### [Challenge]
What lines of the data hold the string "Dangerous"? Pull each one out.

### [Entries supplied]

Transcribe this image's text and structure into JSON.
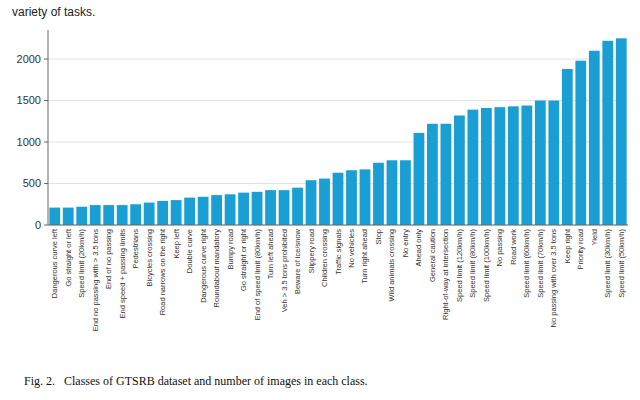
{
  "chart_data": {
    "type": "bar",
    "title": "Fig. 2.   Classes of GTSRB dataset and number of images in each class.",
    "annotations": [
      "variety of tasks."
    ],
    "categories": [
      "Dangerous curve left",
      "Go straight or left",
      "Speed limit (20km/h)",
      "End no passing with > 3.5 tons",
      "End of no passing",
      "End speed + passing limits",
      "Pedestrians",
      "Bicycles crossing",
      "Road narrows on the right",
      "Keep left",
      "Double curve",
      "Dangerous curve right",
      "Roundabout mandatory",
      "Bumpy road",
      "Go straight or right",
      "End of speed limit (80km/h)",
      "Turn left ahead",
      "Veh > 3.5 tons prohibited",
      "Beware of ice/snow",
      "Slippery road",
      "Children crossing",
      "Traffic signals",
      "No vehicles",
      "Turn right ahead",
      "Stop",
      "Wild animals crossing",
      "No entry",
      "Ahead only",
      "General caution",
      "Right-of-way at intersection",
      "Speed limit (120km/h)",
      "Speed limit (80km/h)",
      "Speed limit (100km/h)",
      "No passing",
      "Road work",
      "Speed limit (60km/h)",
      "Speed limit (70km/h)",
      "No passing with over 3.5 tons",
      "Keep right",
      "Priority road",
      "Yield",
      "Speed limit (30km/h)",
      "Speed limit (50km/h)"
    ],
    "values": [
      210,
      210,
      220,
      240,
      240,
      240,
      250,
      270,
      290,
      300,
      330,
      340,
      360,
      370,
      390,
      400,
      420,
      420,
      450,
      540,
      560,
      630,
      660,
      670,
      750,
      780,
      780,
      1110,
      1220,
      1220,
      1320,
      1390,
      1410,
      1420,
      1430,
      1440,
      1500,
      1500,
      1880,
      1980,
      2100,
      2220,
      2250
    ],
    "color": "#1a9fd4",
    "ylim": [
      0,
      2350
    ],
    "yticks": [
      0,
      500,
      1000,
      1500,
      2000
    ],
    "grid": true
  }
}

### [Finished exercise]
      "Dangerous curve left",
      "Dangerous curve right",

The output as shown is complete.